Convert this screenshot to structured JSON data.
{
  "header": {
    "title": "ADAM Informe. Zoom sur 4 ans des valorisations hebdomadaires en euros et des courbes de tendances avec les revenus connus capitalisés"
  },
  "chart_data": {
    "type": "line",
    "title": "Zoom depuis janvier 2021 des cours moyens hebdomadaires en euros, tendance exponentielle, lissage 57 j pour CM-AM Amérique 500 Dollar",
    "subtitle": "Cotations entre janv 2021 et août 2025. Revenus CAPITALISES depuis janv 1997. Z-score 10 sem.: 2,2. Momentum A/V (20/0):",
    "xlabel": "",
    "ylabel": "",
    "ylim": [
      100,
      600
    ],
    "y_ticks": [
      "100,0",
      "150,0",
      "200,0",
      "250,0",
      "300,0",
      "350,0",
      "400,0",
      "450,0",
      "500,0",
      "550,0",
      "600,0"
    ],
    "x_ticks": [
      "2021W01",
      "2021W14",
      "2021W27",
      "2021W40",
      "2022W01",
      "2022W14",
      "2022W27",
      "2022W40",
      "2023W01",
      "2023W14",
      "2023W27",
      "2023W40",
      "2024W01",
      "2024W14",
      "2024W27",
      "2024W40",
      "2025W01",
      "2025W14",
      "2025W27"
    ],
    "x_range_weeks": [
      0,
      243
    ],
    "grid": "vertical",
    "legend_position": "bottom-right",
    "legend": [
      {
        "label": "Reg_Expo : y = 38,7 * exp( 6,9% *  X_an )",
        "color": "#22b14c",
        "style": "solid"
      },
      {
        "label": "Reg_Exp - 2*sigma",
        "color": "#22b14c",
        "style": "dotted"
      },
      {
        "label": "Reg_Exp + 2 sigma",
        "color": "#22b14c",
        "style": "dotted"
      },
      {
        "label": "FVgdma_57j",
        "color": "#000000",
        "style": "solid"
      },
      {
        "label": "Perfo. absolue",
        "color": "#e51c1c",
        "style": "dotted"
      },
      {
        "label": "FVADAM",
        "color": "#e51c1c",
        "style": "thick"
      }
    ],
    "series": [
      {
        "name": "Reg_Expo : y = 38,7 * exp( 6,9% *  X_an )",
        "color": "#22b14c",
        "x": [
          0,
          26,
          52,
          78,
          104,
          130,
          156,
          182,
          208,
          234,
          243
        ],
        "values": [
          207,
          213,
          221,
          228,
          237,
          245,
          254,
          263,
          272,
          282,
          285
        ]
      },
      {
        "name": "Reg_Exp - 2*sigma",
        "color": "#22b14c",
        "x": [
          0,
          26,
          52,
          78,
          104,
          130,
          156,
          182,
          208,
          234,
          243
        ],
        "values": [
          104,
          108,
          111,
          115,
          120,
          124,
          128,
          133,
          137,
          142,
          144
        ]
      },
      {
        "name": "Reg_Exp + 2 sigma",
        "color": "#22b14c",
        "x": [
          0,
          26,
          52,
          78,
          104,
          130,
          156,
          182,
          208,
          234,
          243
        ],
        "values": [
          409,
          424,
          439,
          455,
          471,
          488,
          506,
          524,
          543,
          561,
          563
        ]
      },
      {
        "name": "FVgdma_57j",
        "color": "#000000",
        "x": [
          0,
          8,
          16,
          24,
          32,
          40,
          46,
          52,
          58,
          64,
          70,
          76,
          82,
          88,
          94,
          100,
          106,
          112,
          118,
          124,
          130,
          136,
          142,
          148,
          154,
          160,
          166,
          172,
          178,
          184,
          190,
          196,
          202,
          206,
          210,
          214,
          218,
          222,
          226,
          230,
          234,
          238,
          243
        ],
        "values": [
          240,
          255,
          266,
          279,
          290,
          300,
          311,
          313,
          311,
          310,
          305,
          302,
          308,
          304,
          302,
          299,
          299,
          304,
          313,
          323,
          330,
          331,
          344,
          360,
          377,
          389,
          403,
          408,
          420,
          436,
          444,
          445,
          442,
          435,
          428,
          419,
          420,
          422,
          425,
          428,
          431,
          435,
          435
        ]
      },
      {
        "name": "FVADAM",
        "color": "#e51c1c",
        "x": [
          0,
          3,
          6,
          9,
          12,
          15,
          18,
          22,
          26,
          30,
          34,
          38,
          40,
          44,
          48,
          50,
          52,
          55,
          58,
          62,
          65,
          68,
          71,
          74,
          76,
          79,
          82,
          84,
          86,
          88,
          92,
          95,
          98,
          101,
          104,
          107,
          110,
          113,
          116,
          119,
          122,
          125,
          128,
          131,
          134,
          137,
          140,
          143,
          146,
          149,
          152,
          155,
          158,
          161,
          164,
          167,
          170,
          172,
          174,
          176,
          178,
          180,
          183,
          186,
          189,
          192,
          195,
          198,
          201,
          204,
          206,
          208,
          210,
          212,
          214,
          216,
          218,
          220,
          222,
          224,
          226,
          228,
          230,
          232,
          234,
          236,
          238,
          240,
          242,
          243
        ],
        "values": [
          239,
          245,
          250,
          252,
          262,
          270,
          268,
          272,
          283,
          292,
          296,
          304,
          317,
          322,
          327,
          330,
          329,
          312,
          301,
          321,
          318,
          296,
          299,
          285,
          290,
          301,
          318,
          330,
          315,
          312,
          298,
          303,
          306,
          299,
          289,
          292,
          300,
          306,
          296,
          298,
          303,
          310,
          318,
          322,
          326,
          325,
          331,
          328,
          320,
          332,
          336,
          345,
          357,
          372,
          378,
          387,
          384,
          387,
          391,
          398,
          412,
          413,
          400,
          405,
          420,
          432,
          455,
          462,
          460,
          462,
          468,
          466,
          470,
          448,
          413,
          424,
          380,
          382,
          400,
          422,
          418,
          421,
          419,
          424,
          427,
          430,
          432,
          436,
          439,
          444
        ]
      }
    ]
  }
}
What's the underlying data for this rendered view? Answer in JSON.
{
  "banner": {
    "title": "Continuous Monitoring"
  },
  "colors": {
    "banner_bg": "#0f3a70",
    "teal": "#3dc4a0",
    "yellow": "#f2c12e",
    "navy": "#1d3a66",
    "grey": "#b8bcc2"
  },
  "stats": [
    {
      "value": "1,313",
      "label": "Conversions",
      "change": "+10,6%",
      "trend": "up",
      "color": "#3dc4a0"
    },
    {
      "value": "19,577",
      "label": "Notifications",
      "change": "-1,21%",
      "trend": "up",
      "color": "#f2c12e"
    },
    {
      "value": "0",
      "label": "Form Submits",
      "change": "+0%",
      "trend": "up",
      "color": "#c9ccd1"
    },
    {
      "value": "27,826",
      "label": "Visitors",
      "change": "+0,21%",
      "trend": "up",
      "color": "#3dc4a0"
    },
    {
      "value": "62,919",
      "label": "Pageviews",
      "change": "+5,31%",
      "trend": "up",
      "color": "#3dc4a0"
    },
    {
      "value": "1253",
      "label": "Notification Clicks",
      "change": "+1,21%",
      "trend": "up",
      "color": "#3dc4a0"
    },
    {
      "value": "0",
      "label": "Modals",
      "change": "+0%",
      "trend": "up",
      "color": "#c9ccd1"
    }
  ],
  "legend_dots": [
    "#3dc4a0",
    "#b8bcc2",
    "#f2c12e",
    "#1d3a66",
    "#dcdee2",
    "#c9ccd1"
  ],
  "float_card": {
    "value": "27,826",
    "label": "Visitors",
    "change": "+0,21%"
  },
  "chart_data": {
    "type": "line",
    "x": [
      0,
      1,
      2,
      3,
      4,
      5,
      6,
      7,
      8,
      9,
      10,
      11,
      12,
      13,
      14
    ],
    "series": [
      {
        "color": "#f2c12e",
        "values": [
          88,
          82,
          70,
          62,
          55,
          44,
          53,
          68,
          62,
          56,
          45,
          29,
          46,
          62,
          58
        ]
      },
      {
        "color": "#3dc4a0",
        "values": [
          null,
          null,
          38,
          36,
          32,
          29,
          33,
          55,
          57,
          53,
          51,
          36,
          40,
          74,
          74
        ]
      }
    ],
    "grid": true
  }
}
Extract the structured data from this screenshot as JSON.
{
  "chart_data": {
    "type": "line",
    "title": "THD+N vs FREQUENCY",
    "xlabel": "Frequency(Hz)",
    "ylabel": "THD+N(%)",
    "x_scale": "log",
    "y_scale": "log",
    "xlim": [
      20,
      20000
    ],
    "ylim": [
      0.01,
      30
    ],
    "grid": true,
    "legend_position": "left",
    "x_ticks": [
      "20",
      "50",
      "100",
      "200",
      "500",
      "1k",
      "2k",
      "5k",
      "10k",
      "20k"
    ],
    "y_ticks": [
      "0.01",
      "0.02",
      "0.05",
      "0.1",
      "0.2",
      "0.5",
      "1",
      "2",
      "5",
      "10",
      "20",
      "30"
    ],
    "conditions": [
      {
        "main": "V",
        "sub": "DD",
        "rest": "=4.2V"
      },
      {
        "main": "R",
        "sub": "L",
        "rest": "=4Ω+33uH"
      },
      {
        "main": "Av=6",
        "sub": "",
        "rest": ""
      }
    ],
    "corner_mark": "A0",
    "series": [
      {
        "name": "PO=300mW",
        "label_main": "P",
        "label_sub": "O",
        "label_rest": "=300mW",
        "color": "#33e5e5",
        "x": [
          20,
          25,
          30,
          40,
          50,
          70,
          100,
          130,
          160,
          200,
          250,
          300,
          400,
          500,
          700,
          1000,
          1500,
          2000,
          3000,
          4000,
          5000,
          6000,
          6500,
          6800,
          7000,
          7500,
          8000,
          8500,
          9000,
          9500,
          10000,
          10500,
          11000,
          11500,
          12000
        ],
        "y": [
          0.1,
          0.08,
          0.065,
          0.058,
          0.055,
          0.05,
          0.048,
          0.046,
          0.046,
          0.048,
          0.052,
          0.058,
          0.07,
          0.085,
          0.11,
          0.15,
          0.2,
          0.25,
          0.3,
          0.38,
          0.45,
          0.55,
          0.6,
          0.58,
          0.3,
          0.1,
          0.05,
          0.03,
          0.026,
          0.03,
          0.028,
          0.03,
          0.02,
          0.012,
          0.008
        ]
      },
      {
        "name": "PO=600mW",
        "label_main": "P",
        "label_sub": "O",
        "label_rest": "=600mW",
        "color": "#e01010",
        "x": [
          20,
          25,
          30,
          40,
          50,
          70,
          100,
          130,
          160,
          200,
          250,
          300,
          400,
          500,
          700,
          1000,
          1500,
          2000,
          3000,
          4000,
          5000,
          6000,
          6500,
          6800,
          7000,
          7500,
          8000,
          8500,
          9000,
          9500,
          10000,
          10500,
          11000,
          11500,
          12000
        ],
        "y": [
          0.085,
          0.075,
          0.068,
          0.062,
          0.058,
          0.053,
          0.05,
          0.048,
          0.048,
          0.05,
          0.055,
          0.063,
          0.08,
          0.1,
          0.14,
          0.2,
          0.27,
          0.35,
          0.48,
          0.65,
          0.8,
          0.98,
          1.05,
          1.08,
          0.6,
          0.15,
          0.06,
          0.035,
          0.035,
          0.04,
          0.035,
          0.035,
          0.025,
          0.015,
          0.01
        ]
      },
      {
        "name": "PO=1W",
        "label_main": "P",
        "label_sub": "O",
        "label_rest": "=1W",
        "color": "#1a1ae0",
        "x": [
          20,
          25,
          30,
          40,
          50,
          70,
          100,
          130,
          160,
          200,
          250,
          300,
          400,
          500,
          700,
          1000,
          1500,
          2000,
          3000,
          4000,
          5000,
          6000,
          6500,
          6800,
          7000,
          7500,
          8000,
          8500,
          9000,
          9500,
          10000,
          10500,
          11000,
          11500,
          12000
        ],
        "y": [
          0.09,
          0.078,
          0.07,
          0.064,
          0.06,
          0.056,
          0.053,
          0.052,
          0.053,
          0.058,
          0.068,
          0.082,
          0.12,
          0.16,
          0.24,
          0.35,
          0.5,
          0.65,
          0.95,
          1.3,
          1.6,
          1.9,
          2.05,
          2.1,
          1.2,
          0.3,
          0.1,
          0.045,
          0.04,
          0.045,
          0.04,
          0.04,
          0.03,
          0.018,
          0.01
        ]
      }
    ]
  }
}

= = = = = = =

● Instructions for the task
Keep only those lines of the records that hold "this", and return them.

● Answer to the exercise
Convert this screenshot to structured JSON data.
What's the underlying data for this rendered view? Answer in JSON.
Extract the structured data from this screenshot as JSON.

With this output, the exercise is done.